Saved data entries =

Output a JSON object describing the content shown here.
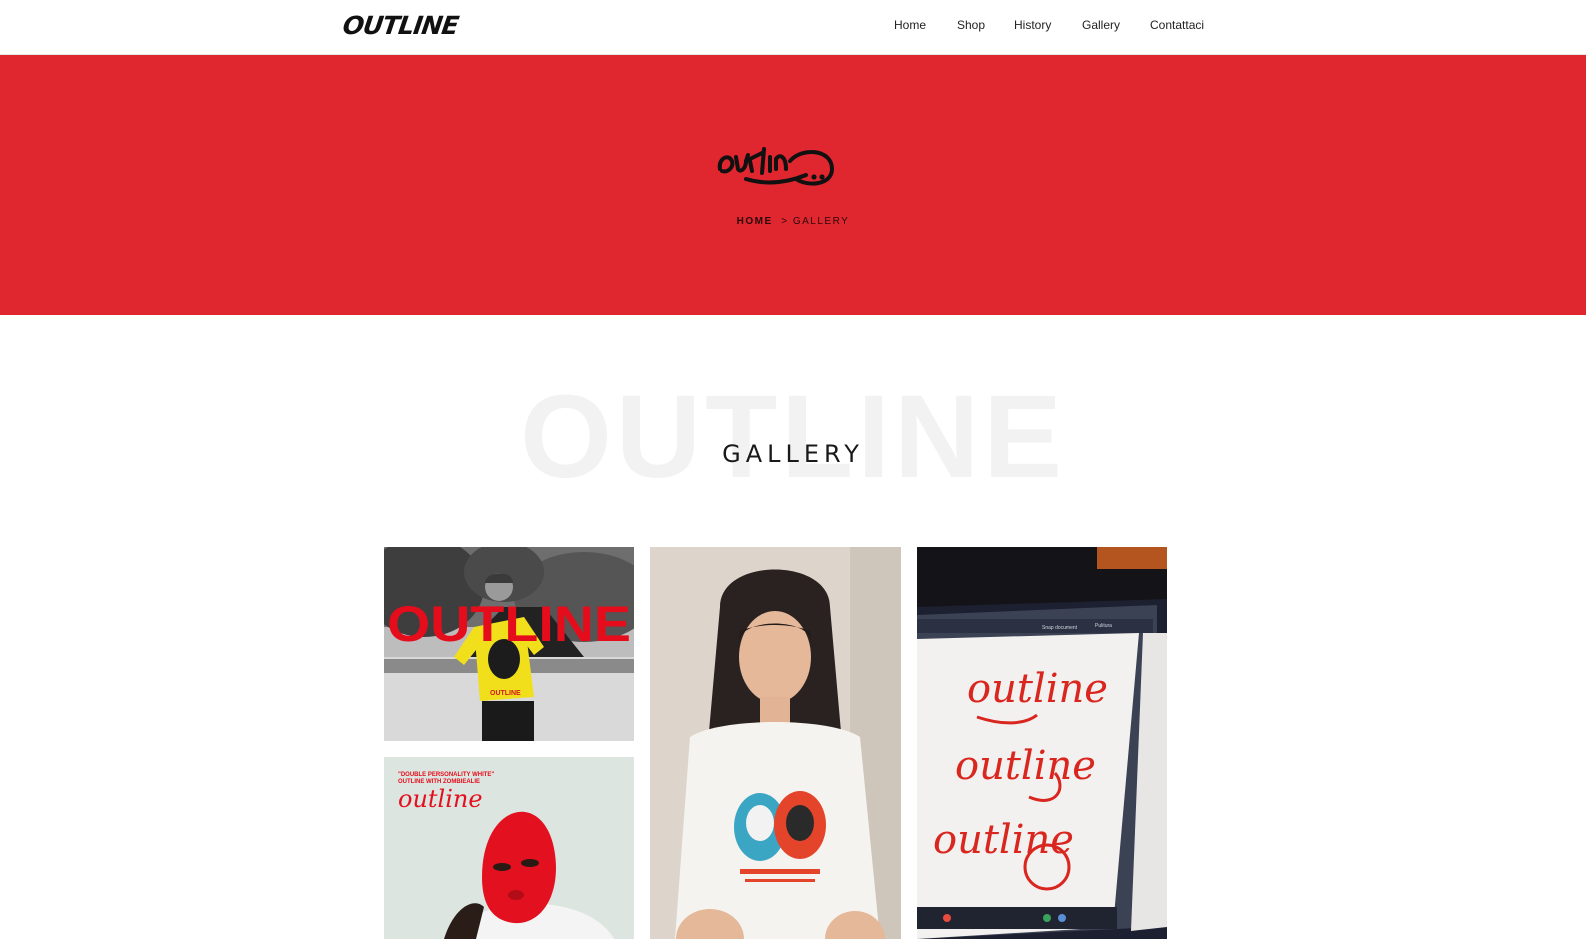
{
  "header": {
    "logo_text": "OUTLINE",
    "nav": [
      {
        "label": "Home"
      },
      {
        "label": "Shop"
      },
      {
        "label": "History"
      },
      {
        "label": "Gallery"
      },
      {
        "label": "Contattaci"
      }
    ]
  },
  "hero": {
    "background_color": "#e0262f",
    "logo_text": "outline",
    "breadcrumb": {
      "home": "HOME",
      "separator": ">",
      "current": "GALLERY"
    }
  },
  "gallery": {
    "background_word": "OUTLINE",
    "title": "GALLERY",
    "tiles": [
      {
        "overlay_text": "OUTLINE",
        "shirt_text": "OUTLINE"
      },
      {
        "overlay_text": ""
      },
      {
        "toolbar_labels": [
          "Snap document",
          "Pulitura"
        ],
        "tags": [
          "outline",
          "outline",
          "outline"
        ]
      },
      {
        "caption_line1": "\"DOUBLE PERSONALITY WHITE\"",
        "caption_line2": "OUTLINE WITH ZOMBIEALIE",
        "tag": "outline"
      }
    ]
  }
}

What you should do = Omit every picture, then repeat the remaining data exactly as it appears above.

Final answer =
Output a JSON object describing the content shown here.
{
  "header": {
    "logo_text": "OUTLINE",
    "nav": [
      {
        "label": "Home"
      },
      {
        "label": "Shop"
      },
      {
        "label": "History"
      },
      {
        "label": "Gallery"
      },
      {
        "label": "Contattaci"
      }
    ]
  },
  "hero": {
    "background_color": "#e0262f",
    "logo_text": "outline",
    "breadcrumb": {
      "home": "HOME",
      "separator": ">",
      "current": "GALLERY"
    }
  },
  "gallery": {
    "background_word": "OUTLINE",
    "title": "GALLERY",
    "tiles": [
      {
        "overlay_text": "OUTLINE",
        "shirt_text": "OUTLINE"
      },
      {
        "overlay_text": ""
      },
      {
        "toolbar_labels": [
          "Snap document",
          "Pulitura"
        ],
        "tags": [
          "outline",
          "outline",
          "outline"
        ]
      },
      {
        "caption_line1": "\"DOUBLE PERSONALITY WHITE\"",
        "caption_line2": "OUTLINE WITH ZOMBIEALIE",
        "tag": "outline"
      }
    ]
  }
}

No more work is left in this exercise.